— START —

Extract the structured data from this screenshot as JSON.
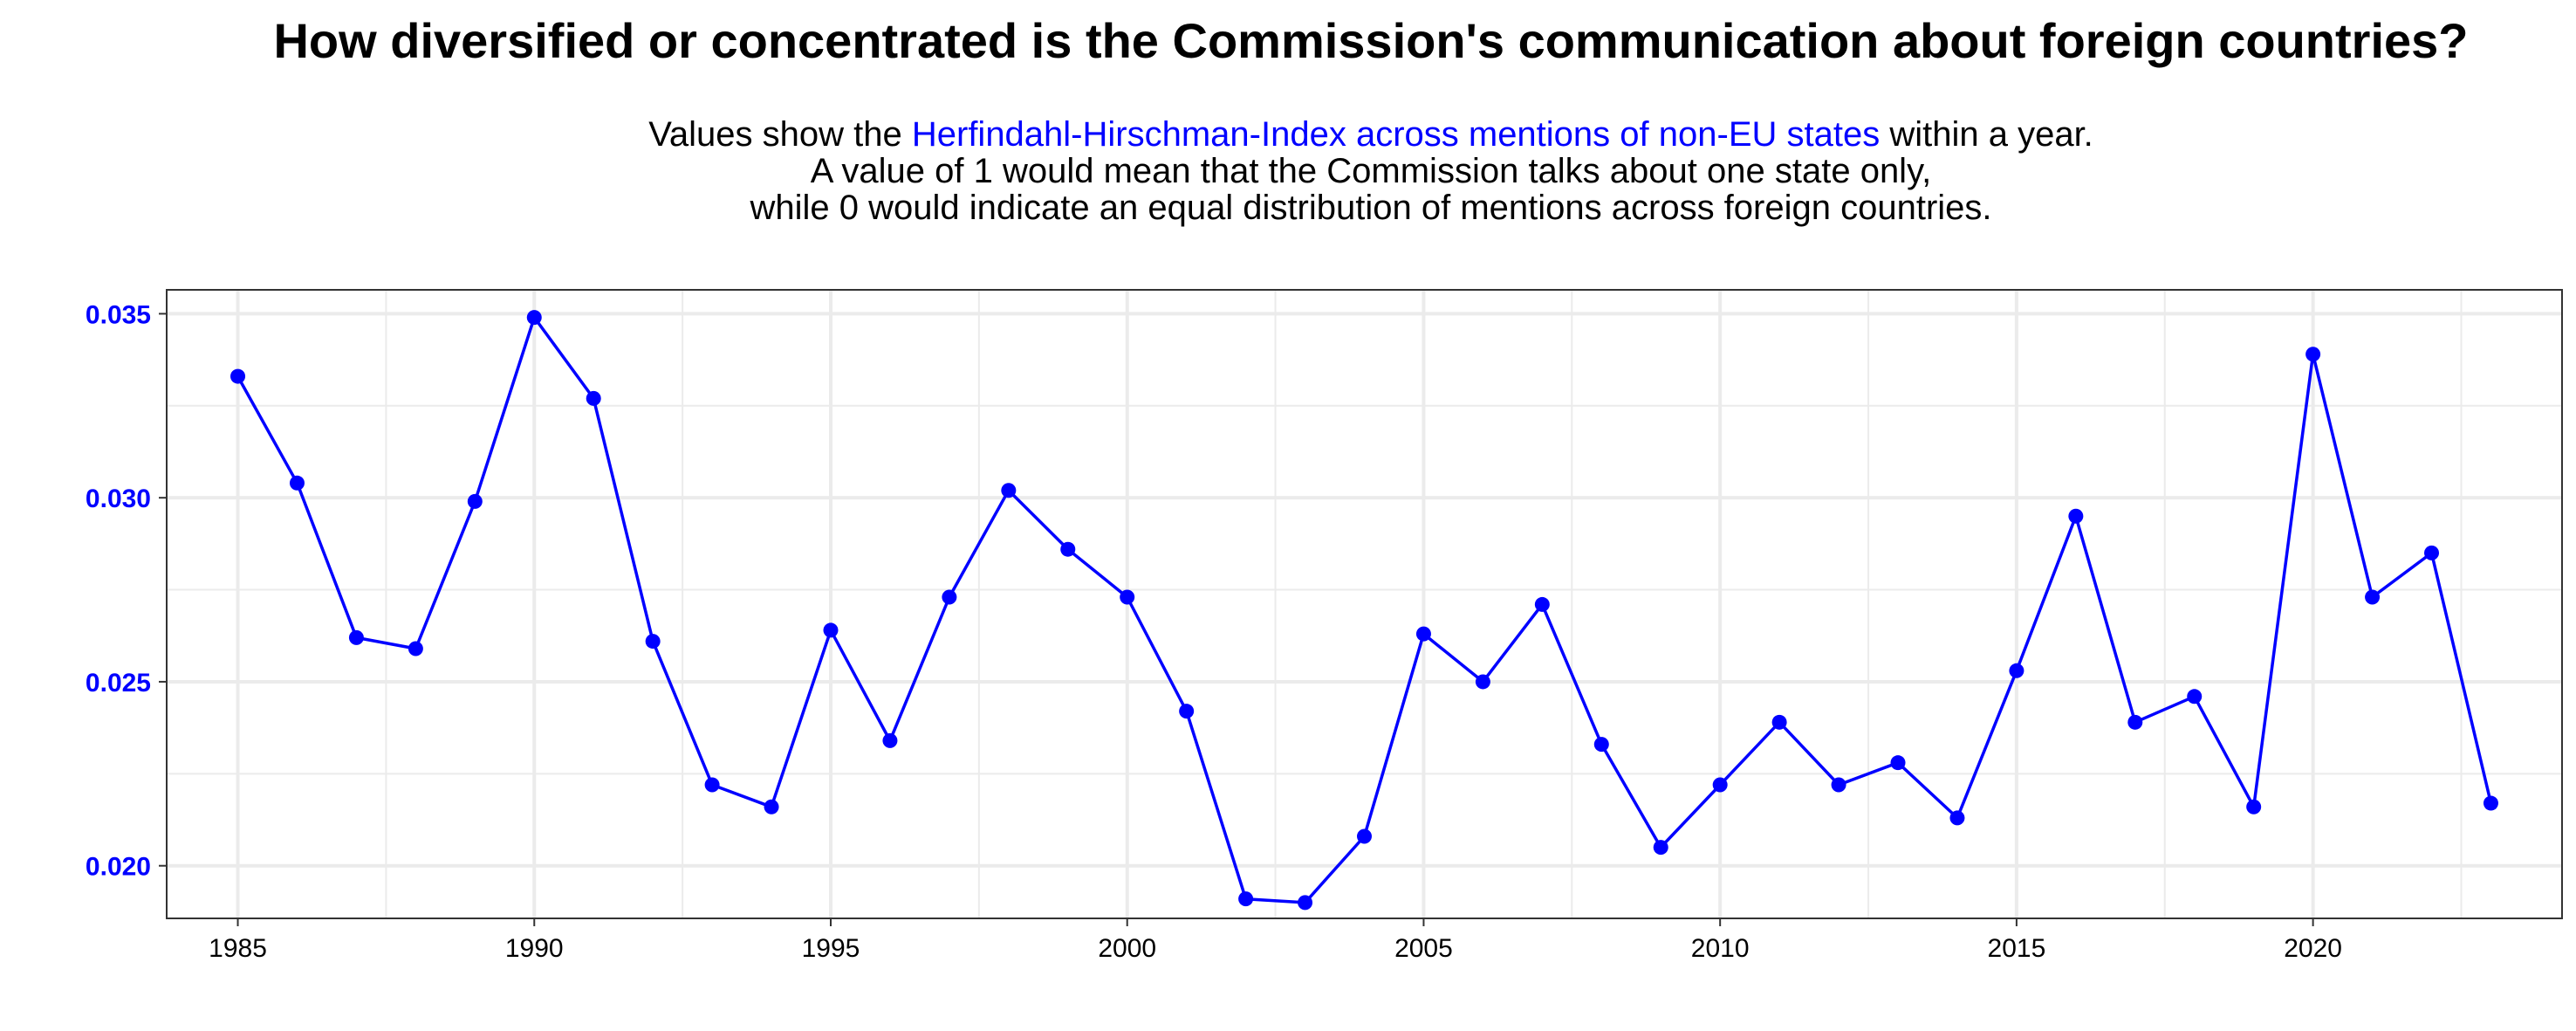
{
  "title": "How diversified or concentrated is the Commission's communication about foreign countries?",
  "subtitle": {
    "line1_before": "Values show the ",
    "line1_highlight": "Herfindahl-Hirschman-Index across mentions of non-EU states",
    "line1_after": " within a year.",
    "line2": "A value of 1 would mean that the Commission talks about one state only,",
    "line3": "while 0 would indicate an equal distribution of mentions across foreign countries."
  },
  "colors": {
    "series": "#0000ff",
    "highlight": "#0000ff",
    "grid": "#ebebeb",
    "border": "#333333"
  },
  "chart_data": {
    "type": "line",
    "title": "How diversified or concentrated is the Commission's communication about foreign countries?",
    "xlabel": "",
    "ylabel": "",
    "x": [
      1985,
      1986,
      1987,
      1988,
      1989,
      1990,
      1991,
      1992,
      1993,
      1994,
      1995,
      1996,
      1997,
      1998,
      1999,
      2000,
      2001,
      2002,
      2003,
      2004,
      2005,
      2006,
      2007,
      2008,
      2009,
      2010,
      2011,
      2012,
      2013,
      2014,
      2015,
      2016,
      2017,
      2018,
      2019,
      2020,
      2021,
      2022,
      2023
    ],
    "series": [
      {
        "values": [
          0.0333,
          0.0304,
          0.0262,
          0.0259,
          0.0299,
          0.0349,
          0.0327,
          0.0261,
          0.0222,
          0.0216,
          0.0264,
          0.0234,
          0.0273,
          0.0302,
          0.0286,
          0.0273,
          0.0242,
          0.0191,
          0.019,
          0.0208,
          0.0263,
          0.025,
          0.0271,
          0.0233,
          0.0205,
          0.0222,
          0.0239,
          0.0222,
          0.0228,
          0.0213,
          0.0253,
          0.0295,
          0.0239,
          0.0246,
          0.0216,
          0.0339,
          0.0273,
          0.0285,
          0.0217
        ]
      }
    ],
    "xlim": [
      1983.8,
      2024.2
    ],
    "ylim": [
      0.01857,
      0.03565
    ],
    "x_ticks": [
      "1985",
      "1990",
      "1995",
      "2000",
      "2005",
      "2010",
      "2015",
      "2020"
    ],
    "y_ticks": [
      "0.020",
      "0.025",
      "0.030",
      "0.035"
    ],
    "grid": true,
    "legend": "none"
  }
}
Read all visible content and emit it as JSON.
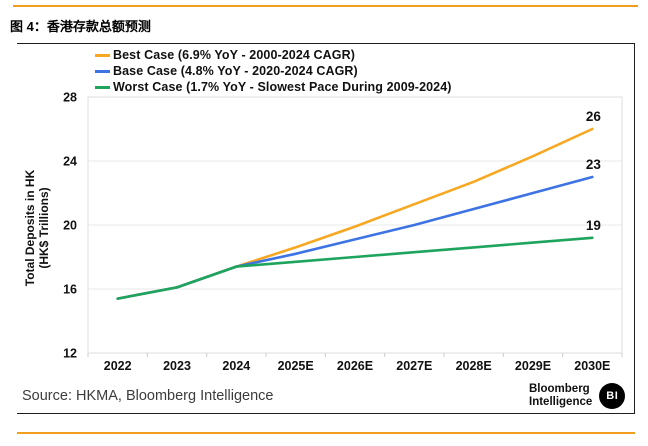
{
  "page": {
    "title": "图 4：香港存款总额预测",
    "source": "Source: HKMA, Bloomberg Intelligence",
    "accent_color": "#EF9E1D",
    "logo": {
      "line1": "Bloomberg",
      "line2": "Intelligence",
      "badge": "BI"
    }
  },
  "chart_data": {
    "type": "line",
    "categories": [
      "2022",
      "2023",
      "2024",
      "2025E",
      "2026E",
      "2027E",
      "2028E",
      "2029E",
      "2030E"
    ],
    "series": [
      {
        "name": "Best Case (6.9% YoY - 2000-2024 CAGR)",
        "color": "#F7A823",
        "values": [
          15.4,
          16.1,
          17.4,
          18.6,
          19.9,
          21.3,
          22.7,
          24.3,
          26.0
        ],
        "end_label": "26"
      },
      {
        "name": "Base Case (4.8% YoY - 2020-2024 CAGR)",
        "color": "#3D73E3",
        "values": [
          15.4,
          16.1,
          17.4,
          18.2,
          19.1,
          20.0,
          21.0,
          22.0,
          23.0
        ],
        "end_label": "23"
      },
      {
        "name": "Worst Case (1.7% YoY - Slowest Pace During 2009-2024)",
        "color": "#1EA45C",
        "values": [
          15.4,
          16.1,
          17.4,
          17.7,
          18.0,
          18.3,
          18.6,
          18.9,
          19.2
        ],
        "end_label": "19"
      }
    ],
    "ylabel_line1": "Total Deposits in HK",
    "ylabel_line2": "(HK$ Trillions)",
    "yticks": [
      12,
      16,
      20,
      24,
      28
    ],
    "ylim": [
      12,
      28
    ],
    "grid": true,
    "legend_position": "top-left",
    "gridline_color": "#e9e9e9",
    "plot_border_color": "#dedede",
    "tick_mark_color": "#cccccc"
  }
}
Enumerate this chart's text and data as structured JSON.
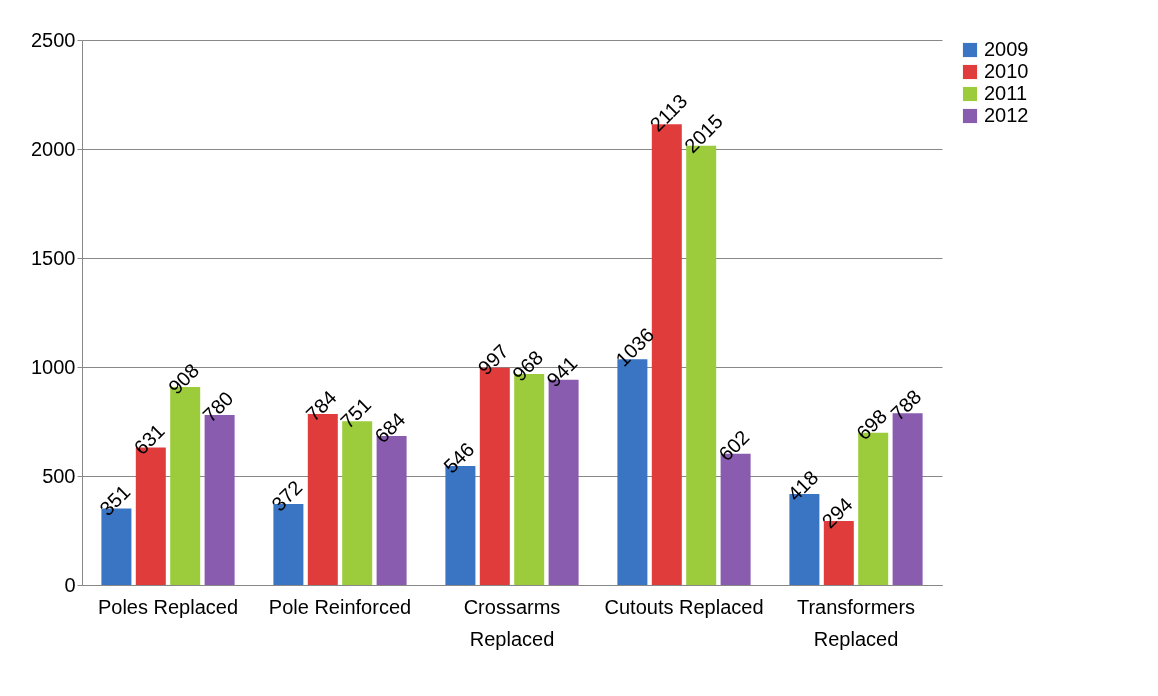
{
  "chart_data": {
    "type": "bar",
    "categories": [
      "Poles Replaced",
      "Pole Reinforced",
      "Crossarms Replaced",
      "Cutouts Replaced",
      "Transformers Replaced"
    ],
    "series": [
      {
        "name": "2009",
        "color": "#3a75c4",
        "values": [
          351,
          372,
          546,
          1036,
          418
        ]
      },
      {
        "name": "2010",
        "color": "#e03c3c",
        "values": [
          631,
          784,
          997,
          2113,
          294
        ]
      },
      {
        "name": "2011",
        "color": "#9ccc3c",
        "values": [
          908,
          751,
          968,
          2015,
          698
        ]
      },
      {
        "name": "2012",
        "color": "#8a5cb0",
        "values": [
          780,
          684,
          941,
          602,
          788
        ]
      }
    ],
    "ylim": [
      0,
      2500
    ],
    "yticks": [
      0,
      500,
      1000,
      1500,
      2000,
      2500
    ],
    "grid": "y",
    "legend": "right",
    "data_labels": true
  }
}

— END —

The lines to repeat run from the line containing "Enumerate this chart's" through the last line of the material above; give them exactly, without the pictures.

* _Response_
Enumerate this chart's text and data as structured JSON.
{
  "chart_data": {
    "type": "bar",
    "categories": [
      "Poles Replaced",
      "Pole Reinforced",
      "Crossarms Replaced",
      "Cutouts Replaced",
      "Transformers Replaced"
    ],
    "series": [
      {
        "name": "2009",
        "color": "#3a75c4",
        "values": [
          351,
          372,
          546,
          1036,
          418
        ]
      },
      {
        "name": "2010",
        "color": "#e03c3c",
        "values": [
          631,
          784,
          997,
          2113,
          294
        ]
      },
      {
        "name": "2011",
        "color": "#9ccc3c",
        "values": [
          908,
          751,
          968,
          2015,
          698
        ]
      },
      {
        "name": "2012",
        "color": "#8a5cb0",
        "values": [
          780,
          684,
          941,
          602,
          788
        ]
      }
    ],
    "ylim": [
      0,
      2500
    ],
    "yticks": [
      0,
      500,
      1000,
      1500,
      2000,
      2500
    ],
    "grid": "y",
    "legend": "right",
    "data_labels": true
  }
}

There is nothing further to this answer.